Stated task:
Each entry below is to be transcribed exactly.
## start Provided data
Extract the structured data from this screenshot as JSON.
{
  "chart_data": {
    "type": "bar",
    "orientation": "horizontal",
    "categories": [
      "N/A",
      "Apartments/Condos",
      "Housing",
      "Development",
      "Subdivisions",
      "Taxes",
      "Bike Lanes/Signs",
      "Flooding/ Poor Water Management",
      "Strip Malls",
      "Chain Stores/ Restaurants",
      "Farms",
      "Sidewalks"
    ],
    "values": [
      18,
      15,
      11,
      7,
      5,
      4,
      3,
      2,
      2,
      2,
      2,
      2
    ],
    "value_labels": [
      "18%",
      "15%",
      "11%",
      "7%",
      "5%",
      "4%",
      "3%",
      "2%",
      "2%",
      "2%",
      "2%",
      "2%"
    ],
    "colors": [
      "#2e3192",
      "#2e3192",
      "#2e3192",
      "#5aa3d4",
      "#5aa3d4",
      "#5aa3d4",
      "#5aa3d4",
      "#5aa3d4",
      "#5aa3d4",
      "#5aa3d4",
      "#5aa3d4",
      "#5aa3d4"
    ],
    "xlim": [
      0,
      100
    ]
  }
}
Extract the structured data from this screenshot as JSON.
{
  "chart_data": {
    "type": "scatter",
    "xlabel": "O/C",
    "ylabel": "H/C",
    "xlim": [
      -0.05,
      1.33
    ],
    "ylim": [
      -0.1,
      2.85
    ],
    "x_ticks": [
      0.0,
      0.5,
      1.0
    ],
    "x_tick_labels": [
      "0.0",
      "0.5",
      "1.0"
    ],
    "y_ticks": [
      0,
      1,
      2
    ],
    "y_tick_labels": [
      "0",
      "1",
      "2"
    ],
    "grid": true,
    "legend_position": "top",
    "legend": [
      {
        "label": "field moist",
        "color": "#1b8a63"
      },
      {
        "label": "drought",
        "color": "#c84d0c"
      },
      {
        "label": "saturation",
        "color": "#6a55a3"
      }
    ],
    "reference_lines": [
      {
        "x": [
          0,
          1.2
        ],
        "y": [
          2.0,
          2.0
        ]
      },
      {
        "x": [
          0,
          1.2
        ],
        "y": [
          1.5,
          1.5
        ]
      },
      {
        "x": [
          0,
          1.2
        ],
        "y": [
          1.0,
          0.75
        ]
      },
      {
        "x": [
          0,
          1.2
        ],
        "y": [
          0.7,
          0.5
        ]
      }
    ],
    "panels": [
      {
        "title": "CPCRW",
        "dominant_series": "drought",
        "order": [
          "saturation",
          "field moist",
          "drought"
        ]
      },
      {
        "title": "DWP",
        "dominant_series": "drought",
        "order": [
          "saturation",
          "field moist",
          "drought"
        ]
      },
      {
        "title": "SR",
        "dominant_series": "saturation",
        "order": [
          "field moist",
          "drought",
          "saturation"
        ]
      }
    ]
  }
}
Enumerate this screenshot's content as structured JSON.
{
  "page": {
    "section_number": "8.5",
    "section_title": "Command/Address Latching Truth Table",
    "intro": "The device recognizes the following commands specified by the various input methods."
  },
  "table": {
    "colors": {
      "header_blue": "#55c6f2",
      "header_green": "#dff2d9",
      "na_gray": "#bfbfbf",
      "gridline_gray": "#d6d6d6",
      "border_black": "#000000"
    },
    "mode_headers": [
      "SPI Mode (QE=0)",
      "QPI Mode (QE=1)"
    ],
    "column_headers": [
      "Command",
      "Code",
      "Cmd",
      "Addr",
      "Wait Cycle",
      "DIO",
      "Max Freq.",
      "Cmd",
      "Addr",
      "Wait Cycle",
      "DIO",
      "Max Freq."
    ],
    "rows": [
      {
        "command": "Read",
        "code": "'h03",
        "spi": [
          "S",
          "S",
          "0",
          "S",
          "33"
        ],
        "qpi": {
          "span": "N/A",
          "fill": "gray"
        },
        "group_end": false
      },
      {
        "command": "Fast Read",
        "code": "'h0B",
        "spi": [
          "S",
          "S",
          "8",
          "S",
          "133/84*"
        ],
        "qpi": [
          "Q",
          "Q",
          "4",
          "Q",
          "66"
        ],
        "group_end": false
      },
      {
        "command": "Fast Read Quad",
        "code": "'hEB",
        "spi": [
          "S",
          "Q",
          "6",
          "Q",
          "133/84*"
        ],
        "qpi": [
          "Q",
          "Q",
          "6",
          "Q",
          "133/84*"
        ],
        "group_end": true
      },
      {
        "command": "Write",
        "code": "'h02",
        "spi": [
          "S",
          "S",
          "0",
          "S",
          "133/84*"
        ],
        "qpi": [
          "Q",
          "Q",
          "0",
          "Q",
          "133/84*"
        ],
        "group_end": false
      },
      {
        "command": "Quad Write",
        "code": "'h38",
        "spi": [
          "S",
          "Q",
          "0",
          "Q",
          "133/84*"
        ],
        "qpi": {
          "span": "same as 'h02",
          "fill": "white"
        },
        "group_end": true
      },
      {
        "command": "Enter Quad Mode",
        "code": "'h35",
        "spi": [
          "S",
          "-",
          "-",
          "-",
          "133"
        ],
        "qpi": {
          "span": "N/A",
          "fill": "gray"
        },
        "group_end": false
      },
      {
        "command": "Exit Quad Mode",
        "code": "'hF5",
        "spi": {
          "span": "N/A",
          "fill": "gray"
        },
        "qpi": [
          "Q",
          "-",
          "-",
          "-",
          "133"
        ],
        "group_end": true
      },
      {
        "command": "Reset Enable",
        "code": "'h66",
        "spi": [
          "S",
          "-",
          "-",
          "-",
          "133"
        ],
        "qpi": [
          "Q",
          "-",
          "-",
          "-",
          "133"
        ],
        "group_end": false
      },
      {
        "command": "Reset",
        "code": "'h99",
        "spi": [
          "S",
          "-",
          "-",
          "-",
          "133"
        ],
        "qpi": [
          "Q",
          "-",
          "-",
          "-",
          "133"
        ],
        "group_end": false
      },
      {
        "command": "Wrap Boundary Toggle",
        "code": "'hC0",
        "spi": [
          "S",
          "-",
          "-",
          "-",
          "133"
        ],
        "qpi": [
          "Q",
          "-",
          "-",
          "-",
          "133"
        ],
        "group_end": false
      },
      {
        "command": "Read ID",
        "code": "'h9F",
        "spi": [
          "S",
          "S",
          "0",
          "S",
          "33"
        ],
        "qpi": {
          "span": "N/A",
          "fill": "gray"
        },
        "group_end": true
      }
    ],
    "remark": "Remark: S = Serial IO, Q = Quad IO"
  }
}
## end Provided data
Final result:
Extract the structured data from this screenshot as JSON.
{
  "chart_data": {
    "type": "bar",
    "orientation": "horizontal",
    "categories": [
      "N/A",
      "Apartments/Condos",
      "Housing",
      "Development",
      "Subdivisions",
      "Taxes",
      "Bike Lanes/Signs",
      "Flooding/ Poor Water Management",
      "Strip Malls",
      "Chain Stores/ Restaurants",
      "Farms",
      "Sidewalks"
    ],
    "values": [
      18,
      15,
      11,
      7,
      5,
      4,
      3,
      2,
      2,
      2,
      2,
      2
    ],
    "value_labels": [
      "18%",
      "15%",
      "11%",
      "7%",
      "5%",
      "4%",
      "3%",
      "2%",
      "2%",
      "2%",
      "2%",
      "2%"
    ],
    "colors": [
      "#2e3192",
      "#2e3192",
      "#2e3192",
      "#5aa3d4",
      "#5aa3d4",
      "#5aa3d4",
      "#5aa3d4",
      "#5aa3d4",
      "#5aa3d4",
      "#5aa3d4",
      "#5aa3d4",
      "#5aa3d4"
    ],
    "xlim": [
      0,
      100
    ]
  }
}
Extract the structured data from this screenshot as JSON.
{
  "chart_data": {
    "type": "scatter",
    "xlabel": "O/C",
    "ylabel": "H/C",
    "xlim": [
      -0.05,
      1.33
    ],
    "ylim": [
      -0.1,
      2.85
    ],
    "x_ticks": [
      0.0,
      0.5,
      1.0
    ],
    "x_tick_labels": [
      "0.0",
      "0.5",
      "1.0"
    ],
    "y_ticks": [
      0,
      1,
      2
    ],
    "y_tick_labels": [
      "0",
      "1",
      "2"
    ],
    "grid": true,
    "legend_position": "top",
    "legend": [
      {
        "label": "field moist",
        "color": "#1b8a63"
      },
      {
        "label": "drought",
        "color": "#c84d0c"
      },
      {
        "label": "saturation",
        "color": "#6a55a3"
      }
    ],
    "reference_lines": [
      {
        "x": [
          0,
          1.2
        ],
        "y": [
          2.0,
          2.0
        ]
      },
      {
        "x": [
          0,
          1.2
        ],
        "y": [
          1.5,
          1.5
        ]
      },
      {
        "x": [
          0,
          1.2
        ],
        "y": [
          1.0,
          0.75
        ]
      },
      {
        "x": [
          0,
          1.2
        ],
        "y": [
          0.7,
          0.5
        ]
      }
    ],
    "panels": [
      {
        "title": "CPCRW",
        "dominant_series": "drought",
        "order": [
          "saturation",
          "field moist",
          "drought"
        ]
      },
      {
        "title": "DWP",
        "dominant_series": "drought",
        "order": [
          "saturation",
          "field moist",
          "drought"
        ]
      },
      {
        "title": "SR",
        "dominant_series": "saturation",
        "order": [
          "field moist",
          "drought",
          "saturation"
        ]
      }
    ]
  }
}
Enumerate this screenshot's content as structured JSON.
{
  "page": {
    "section_number": "8.5",
    "section_title": "Command/Address Latching Truth Table",
    "intro": "The device recognizes the following commands specified by the various input methods."
  },
  "table": {
    "colors": {
      "header_blue": "#55c6f2",
      "header_green": "#dff2d9",
      "na_gray": "#bfbfbf",
      "gridline_gray": "#d6d6d6",
      "border_black": "#000000"
    },
    "mode_headers": [
      "SPI Mode (QE=0)",
      "QPI Mode (QE=1)"
    ],
    "column_headers": [
      "Command",
      "Code",
      "Cmd",
      "Addr",
      "Wait Cycle",
      "DIO",
      "Max Freq.",
      "Cmd",
      "Addr",
      "Wait Cycle",
      "DIO",
      "Max Freq."
    ],
    "rows": [
      {
        "command": "Read",
        "code": "'h03",
        "spi": [
          "S",
          "S",
          "0",
          "S",
          "33"
        ],
        "qpi": {
          "span": "N/A",
          "fill": "gray"
        },
        "group_end": false
      },
      {
        "command": "Fast Read",
        "code": "'h0B",
        "spi": [
          "S",
          "S",
          "8",
          "S",
          "133/84*"
        ],
        "qpi": [
          "Q",
          "Q",
          "4",
          "Q",
          "66"
        ],
        "group_end": false
      },
      {
        "command": "Fast Read Quad",
        "code": "'hEB",
        "spi": [
          "S",
          "Q",
          "6",
          "Q",
          "133/84*"
        ],
        "qpi": [
          "Q",
          "Q",
          "6",
          "Q",
          "133/84*"
        ],
        "group_end": true
      },
      {
        "command": "Write",
        "code": "'h02",
        "spi": [
          "S",
          "S",
          "0",
          "S",
          "133/84*"
        ],
        "qpi": [
          "Q",
          "Q",
          "0",
          "Q",
          "133/84*"
        ],
        "group_end": false
      },
      {
        "command": "Quad Write",
        "code": "'h38",
        "spi": [
          "S",
          "Q",
          "0",
          "Q",
          "133/84*"
        ],
        "qpi": {
          "span": "same as 'h02",
          "fill": "white"
        },
        "group_end": true
      },
      {
        "command": "Enter Quad Mode",
        "code": "'h35",
        "spi": [
          "S",
          "-",
          "-",
          "-",
          "133"
        ],
        "qpi": {
          "span": "N/A",
          "fill": "gray"
        },
        "group_end": false
      },
      {
        "command": "Exit Quad Mode",
        "code": "'hF5",
        "spi": {
          "span": "N/A",
          "fill": "gray"
        },
        "qpi": [
          "Q",
          "-",
          "-",
          "-",
          "133"
        ],
        "group_end": true
      },
      {
        "command": "Reset Enable",
        "code": "'h66",
        "spi": [
          "S",
          "-",
          "-",
          "-",
          "133"
        ],
        "qpi": [
          "Q",
          "-",
          "-",
          "-",
          "133"
        ],
        "group_end": false
      },
      {
        "command": "Reset",
        "code": "'h99",
        "spi": [
          "S",
          "-",
          "-",
          "-",
          "133"
        ],
        "qpi": [
          "Q",
          "-",
          "-",
          "-",
          "133"
        ],
        "group_end": false
      },
      {
        "command": "Wrap Boundary Toggle",
        "code": "'hC0",
        "spi": [
          "S",
          "-",
          "-",
          "-",
          "133"
        ],
        "qpi": [
          "Q",
          "-",
          "-",
          "-",
          "133"
        ],
        "group_end": false
      },
      {
        "command": "Read ID",
        "code": "'h9F",
        "spi": [
          "S",
          "S",
          "0",
          "S",
          "33"
        ],
        "qpi": {
          "span": "N/A",
          "fill": "gray"
        },
        "group_end": true
      }
    ],
    "remark": "Remark: S = Serial IO, Q = Quad IO"
  }
}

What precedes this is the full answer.